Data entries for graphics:

__________

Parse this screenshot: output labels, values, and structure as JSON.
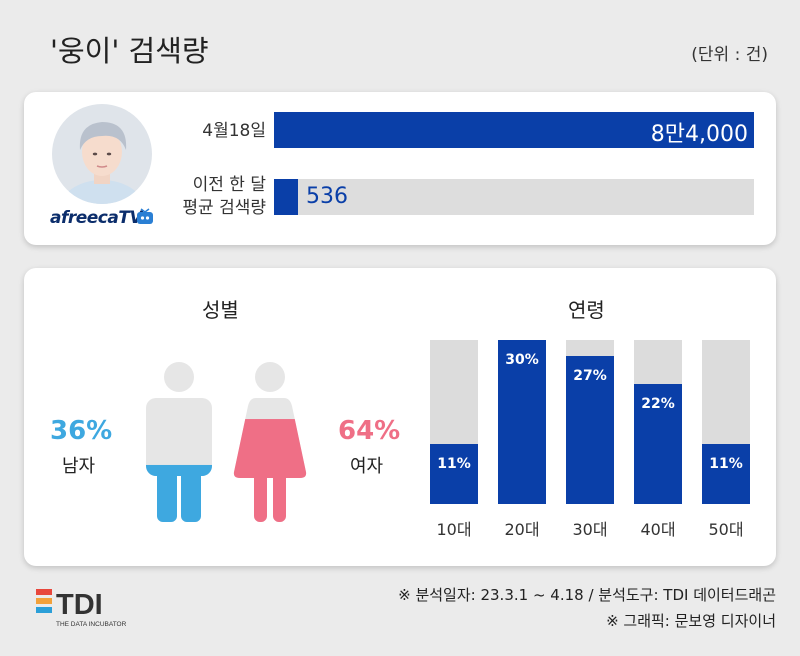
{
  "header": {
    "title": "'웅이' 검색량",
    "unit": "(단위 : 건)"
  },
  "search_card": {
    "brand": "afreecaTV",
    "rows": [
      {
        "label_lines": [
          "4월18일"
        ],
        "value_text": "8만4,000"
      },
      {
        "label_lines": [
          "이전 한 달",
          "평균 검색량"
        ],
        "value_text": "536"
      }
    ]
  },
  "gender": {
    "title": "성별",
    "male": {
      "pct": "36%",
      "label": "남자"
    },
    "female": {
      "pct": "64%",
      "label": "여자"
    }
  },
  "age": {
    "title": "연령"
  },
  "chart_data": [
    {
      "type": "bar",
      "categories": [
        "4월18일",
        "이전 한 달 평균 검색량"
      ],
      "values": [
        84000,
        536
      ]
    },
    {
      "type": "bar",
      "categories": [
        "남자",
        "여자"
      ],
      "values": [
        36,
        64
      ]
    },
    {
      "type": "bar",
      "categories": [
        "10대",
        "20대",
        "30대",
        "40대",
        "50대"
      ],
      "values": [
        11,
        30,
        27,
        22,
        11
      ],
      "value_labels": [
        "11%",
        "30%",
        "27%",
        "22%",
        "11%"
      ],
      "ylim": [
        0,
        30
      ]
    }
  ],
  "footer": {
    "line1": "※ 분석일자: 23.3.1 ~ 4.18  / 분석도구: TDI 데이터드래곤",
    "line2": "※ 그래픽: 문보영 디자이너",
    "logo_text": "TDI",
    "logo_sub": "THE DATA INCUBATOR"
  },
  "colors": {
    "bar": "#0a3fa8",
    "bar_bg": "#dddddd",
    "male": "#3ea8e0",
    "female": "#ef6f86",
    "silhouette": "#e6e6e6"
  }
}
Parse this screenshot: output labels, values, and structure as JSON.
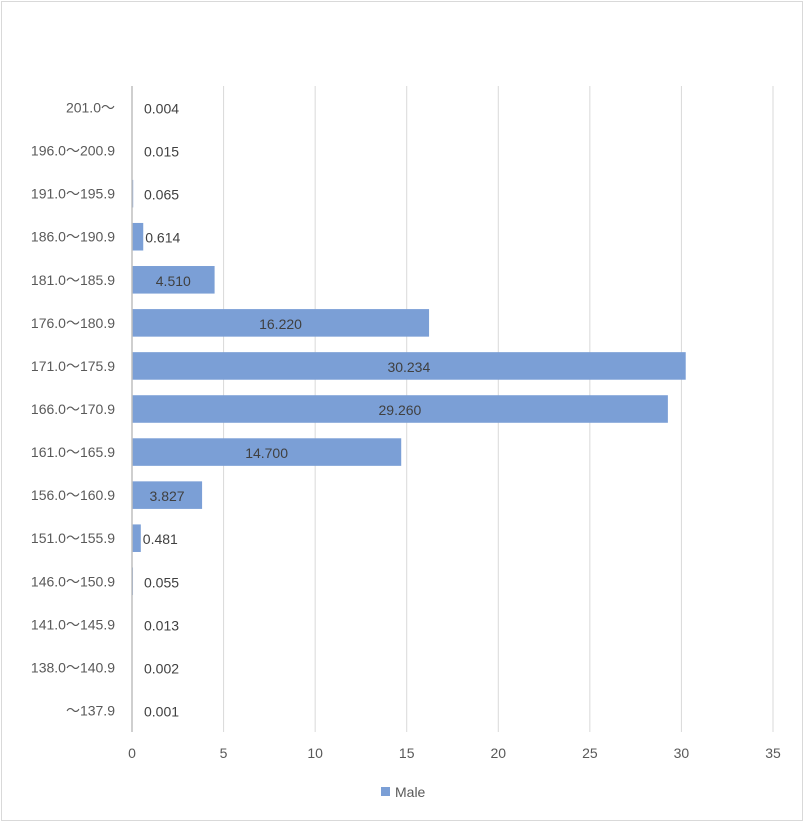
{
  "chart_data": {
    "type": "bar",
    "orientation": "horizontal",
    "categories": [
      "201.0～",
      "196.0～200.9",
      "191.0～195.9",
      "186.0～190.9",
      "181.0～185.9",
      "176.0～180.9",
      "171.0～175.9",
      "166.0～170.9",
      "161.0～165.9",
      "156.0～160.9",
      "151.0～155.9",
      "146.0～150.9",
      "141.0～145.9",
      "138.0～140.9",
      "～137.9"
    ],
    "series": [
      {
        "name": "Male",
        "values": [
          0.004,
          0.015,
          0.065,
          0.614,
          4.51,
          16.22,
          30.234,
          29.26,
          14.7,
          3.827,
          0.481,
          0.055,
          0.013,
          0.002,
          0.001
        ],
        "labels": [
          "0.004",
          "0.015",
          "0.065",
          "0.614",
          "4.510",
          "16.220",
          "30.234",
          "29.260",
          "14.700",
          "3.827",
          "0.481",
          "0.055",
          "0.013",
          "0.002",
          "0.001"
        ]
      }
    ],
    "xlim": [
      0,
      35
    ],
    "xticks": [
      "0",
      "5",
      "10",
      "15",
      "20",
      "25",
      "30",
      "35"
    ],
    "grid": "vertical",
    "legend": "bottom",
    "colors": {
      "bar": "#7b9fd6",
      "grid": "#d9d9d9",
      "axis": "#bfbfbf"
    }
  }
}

__________

PROBLEM DESCRIPTION: Go through the data above and transcribe it in full, omitting any image.

THE ANSWER:
Parse this screenshot: output labels, values, and structure as JSON.
{
  "header": {
    "title": "'웅이' 검색량",
    "unit": "(단위 : 건)"
  },
  "search_card": {
    "brand": "afreecaTV",
    "rows": [
      {
        "label_lines": [
          "4월18일"
        ],
        "value_text": "8만4,000"
      },
      {
        "label_lines": [
          "이전 한 달",
          "평균 검색량"
        ],
        "value_text": "536"
      }
    ]
  },
  "gender": {
    "title": "성별",
    "male": {
      "pct": "36%",
      "label": "남자"
    },
    "female": {
      "pct": "64%",
      "label": "여자"
    }
  },
  "age": {
    "title": "연령"
  },
  "chart_data": [
    {
      "type": "bar",
      "categories": [
        "4월18일",
        "이전 한 달 평균 검색량"
      ],
      "values": [
        84000,
        536
      ]
    },
    {
      "type": "bar",
      "categories": [
        "남자",
        "여자"
      ],
      "values": [
        36,
        64
      ]
    },
    {
      "type": "bar",
      "categories": [
        "10대",
        "20대",
        "30대",
        "40대",
        "50대"
      ],
      "values": [
        11,
        30,
        27,
        22,
        11
      ],
      "value_labels": [
        "11%",
        "30%",
        "27%",
        "22%",
        "11%"
      ],
      "ylim": [
        0,
        30
      ]
    }
  ],
  "footer": {
    "line1": "※ 분석일자: 23.3.1 ~ 4.18  / 분석도구: TDI 데이터드래곤",
    "line2": "※ 그래픽: 문보영 디자이너",
    "logo_text": "TDI",
    "logo_sub": "THE DATA INCUBATOR"
  },
  "colors": {
    "bar": "#0a3fa8",
    "bar_bg": "#dddddd",
    "male": "#3ea8e0",
    "female": "#ef6f86",
    "silhouette": "#e6e6e6"
  }
}
Parse this screenshot: output labels, values, and structure as JSON.
{
  "chart_data": {
    "type": "bar",
    "orientation": "horizontal",
    "categories": [
      "201.0～",
      "196.0～200.9",
      "191.0～195.9",
      "186.0～190.9",
      "181.0～185.9",
      "176.0～180.9",
      "171.0～175.9",
      "166.0～170.9",
      "161.0～165.9",
      "156.0～160.9",
      "151.0～155.9",
      "146.0～150.9",
      "141.0～145.9",
      "138.0～140.9",
      "～137.9"
    ],
    "series": [
      {
        "name": "Male",
        "values": [
          0.004,
          0.015,
          0.065,
          0.614,
          4.51,
          16.22,
          30.234,
          29.26,
          14.7,
          3.827,
          0.481,
          0.055,
          0.013,
          0.002,
          0.001
        ],
        "labels": [
          "0.004",
          "0.015",
          "0.065",
          "0.614",
          "4.510",
          "16.220",
          "30.234",
          "29.260",
          "14.700",
          "3.827",
          "0.481",
          "0.055",
          "0.013",
          "0.002",
          "0.001"
        ]
      }
    ],
    "xlim": [
      0,
      35
    ],
    "xticks": [
      "0",
      "5",
      "10",
      "15",
      "20",
      "25",
      "30",
      "35"
    ],
    "grid": "vertical",
    "legend": "bottom",
    "colors": {
      "bar": "#7b9fd6",
      "grid": "#d9d9d9",
      "axis": "#bfbfbf"
    }
  }
}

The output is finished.